Given instruction:
Find how many lines in the material contain "node"; your answer should be that number alone.

[Dataset items]
***
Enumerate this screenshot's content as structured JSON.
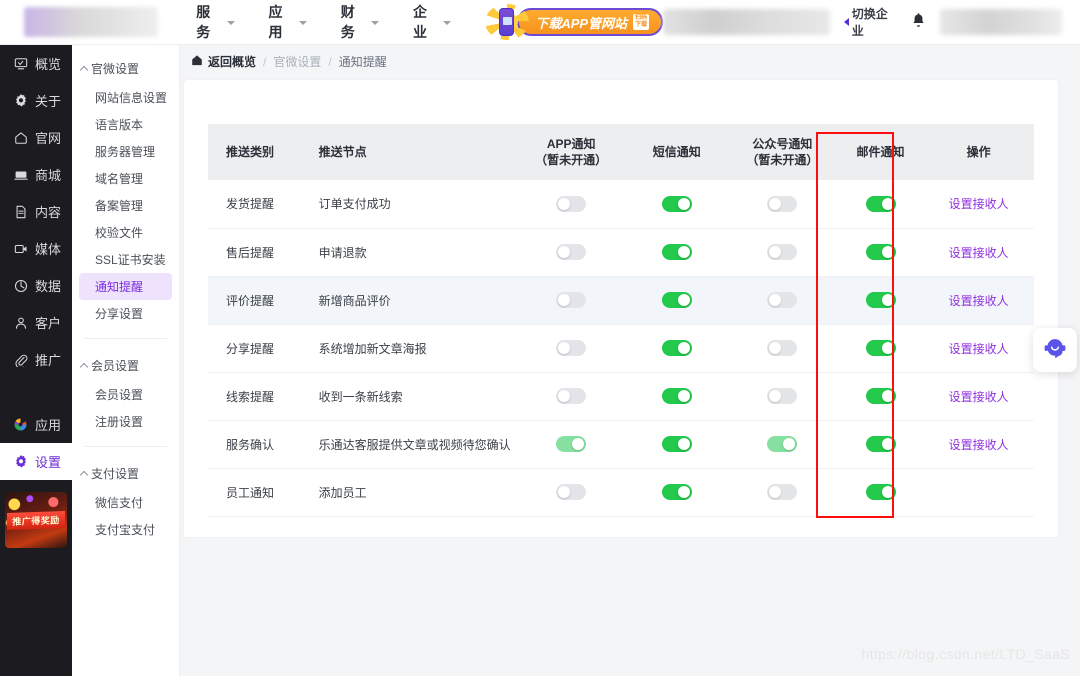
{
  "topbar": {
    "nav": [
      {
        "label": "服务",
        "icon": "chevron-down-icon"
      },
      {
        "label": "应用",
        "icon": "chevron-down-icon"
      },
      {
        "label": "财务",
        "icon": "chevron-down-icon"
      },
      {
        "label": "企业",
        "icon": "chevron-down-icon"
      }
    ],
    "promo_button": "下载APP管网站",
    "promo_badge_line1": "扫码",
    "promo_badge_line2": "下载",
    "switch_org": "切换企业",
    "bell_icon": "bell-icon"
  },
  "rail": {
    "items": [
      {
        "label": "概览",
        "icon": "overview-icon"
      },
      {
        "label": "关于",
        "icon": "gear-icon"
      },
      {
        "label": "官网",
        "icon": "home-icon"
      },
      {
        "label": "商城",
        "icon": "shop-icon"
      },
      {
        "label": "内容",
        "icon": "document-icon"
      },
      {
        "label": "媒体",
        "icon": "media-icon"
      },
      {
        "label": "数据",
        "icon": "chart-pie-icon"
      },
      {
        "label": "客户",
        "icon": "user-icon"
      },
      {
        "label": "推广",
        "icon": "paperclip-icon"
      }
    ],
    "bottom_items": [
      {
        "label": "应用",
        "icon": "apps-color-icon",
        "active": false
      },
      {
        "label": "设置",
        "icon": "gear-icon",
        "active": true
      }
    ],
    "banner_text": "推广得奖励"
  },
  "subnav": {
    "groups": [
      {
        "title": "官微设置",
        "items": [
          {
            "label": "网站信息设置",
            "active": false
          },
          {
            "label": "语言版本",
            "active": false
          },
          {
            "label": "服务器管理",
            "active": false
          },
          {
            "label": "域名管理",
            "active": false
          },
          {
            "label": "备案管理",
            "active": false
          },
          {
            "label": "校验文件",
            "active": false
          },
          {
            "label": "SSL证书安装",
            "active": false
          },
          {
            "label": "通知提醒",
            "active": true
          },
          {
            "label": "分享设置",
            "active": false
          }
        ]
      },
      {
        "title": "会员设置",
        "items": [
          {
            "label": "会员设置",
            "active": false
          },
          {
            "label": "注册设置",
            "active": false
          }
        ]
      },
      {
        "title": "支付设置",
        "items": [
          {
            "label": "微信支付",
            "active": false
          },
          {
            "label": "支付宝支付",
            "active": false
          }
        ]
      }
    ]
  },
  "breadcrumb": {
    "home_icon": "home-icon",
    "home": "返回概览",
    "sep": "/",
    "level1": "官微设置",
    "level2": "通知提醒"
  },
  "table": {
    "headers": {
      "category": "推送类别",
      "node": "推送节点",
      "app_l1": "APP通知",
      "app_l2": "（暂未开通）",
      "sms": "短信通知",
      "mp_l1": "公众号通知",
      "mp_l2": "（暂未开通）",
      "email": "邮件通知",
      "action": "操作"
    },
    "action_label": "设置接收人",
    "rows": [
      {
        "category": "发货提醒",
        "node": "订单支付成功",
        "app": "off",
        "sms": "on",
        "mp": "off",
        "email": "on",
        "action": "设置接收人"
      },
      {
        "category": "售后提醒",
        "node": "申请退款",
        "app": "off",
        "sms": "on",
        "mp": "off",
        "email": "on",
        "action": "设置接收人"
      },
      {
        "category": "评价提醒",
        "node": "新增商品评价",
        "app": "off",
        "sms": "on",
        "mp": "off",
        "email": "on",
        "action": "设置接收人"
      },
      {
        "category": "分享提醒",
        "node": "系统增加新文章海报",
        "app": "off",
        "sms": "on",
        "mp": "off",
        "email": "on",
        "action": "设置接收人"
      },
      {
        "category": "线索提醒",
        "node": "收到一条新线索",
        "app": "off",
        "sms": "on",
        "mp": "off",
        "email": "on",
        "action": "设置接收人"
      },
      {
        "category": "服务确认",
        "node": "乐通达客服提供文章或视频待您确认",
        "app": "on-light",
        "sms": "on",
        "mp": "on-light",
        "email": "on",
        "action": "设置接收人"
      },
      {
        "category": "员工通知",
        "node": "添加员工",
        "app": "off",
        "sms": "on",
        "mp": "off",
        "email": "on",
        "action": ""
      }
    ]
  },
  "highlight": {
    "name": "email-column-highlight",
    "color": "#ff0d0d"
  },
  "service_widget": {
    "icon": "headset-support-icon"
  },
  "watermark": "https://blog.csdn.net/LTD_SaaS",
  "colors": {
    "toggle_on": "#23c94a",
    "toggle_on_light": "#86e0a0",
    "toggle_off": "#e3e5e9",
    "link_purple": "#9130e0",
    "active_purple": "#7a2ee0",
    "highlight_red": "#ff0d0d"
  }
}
***
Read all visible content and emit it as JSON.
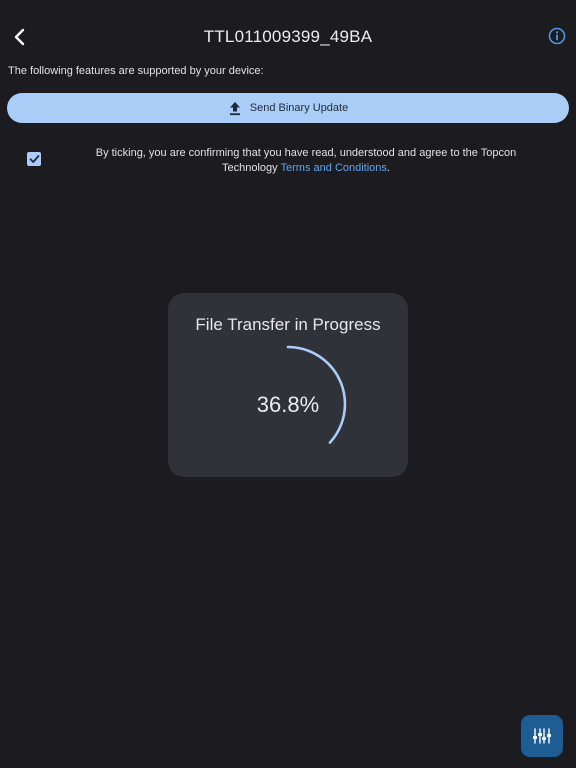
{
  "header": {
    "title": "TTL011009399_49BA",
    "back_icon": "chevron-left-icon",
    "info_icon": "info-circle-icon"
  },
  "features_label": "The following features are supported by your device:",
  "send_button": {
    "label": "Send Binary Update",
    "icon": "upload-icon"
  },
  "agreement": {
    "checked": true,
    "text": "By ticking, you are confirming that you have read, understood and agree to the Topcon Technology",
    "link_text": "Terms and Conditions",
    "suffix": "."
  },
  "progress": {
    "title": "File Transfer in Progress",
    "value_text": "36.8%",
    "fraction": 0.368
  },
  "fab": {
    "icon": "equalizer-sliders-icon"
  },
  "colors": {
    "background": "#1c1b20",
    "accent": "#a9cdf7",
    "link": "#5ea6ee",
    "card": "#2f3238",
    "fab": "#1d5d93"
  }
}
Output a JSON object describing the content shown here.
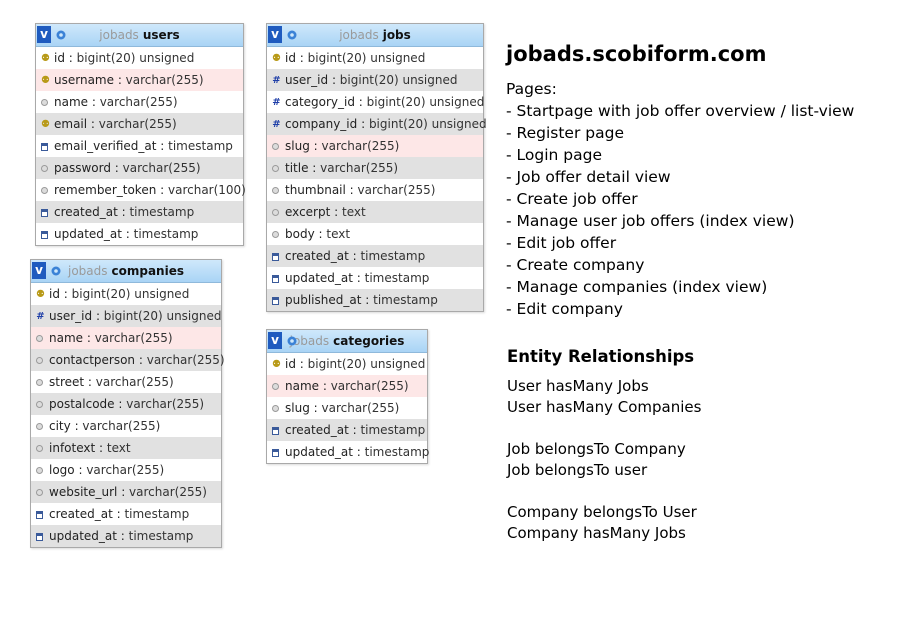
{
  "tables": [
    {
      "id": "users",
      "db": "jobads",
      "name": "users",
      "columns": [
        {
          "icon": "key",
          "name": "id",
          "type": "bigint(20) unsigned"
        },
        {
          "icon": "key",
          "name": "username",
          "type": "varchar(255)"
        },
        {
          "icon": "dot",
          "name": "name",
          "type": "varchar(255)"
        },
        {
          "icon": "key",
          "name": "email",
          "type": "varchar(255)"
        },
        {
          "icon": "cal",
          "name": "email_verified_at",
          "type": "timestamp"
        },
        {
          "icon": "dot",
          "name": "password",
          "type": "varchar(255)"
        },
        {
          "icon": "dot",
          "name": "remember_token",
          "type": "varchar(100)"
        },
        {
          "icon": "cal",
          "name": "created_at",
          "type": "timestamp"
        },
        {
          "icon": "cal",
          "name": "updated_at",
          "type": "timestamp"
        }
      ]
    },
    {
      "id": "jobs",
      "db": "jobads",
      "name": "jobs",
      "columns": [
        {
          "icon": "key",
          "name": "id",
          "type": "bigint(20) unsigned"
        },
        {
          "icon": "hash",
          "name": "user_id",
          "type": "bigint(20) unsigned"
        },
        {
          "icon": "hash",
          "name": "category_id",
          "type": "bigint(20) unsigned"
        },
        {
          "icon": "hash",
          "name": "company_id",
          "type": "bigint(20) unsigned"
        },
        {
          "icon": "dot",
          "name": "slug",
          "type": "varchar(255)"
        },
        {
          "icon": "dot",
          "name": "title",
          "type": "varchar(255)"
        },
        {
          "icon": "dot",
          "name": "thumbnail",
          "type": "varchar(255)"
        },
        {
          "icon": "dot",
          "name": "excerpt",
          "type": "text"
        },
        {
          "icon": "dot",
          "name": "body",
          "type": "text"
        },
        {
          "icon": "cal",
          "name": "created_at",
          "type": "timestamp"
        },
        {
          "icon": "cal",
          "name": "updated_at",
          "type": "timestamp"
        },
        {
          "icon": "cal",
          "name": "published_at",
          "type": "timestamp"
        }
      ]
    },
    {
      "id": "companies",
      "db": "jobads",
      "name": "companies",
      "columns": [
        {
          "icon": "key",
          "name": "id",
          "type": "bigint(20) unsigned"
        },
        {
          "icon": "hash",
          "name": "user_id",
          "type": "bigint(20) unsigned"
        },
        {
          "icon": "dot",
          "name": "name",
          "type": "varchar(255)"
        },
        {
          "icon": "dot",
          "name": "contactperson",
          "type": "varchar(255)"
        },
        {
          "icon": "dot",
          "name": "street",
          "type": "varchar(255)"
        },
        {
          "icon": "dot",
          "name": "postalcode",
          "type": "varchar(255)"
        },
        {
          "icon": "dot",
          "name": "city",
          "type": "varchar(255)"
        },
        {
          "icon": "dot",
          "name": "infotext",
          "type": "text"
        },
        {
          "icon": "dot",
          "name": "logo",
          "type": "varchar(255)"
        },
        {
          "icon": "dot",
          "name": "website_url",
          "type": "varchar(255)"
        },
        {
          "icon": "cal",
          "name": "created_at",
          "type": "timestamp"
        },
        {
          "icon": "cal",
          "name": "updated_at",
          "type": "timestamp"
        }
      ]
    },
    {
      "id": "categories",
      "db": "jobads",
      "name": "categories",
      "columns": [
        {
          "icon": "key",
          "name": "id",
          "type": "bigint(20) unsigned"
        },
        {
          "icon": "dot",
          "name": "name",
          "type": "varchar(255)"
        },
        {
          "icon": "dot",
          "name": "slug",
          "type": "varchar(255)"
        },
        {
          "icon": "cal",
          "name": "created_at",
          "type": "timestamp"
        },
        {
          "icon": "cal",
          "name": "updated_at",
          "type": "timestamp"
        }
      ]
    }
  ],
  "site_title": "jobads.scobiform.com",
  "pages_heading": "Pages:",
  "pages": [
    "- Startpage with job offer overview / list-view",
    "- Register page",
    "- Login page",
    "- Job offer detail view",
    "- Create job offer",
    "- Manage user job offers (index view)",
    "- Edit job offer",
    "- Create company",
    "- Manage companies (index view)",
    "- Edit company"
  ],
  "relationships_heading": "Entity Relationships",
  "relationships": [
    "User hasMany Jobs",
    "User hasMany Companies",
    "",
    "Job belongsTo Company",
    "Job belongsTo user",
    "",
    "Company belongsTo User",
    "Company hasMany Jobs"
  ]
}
***
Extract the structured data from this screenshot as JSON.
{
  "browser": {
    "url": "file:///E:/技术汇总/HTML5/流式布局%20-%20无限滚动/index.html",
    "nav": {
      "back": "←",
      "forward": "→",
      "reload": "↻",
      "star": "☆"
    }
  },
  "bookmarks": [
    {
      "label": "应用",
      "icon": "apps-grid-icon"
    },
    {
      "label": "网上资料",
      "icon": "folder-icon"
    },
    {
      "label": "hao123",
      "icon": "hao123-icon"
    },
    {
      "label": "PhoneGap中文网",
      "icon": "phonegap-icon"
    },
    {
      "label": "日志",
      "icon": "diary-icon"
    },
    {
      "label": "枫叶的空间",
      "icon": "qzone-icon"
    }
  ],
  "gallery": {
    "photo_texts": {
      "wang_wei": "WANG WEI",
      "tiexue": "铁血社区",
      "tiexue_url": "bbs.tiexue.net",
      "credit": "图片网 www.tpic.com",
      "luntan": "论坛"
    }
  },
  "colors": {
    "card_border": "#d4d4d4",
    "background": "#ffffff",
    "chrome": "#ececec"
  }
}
***
Solution for this problem:
8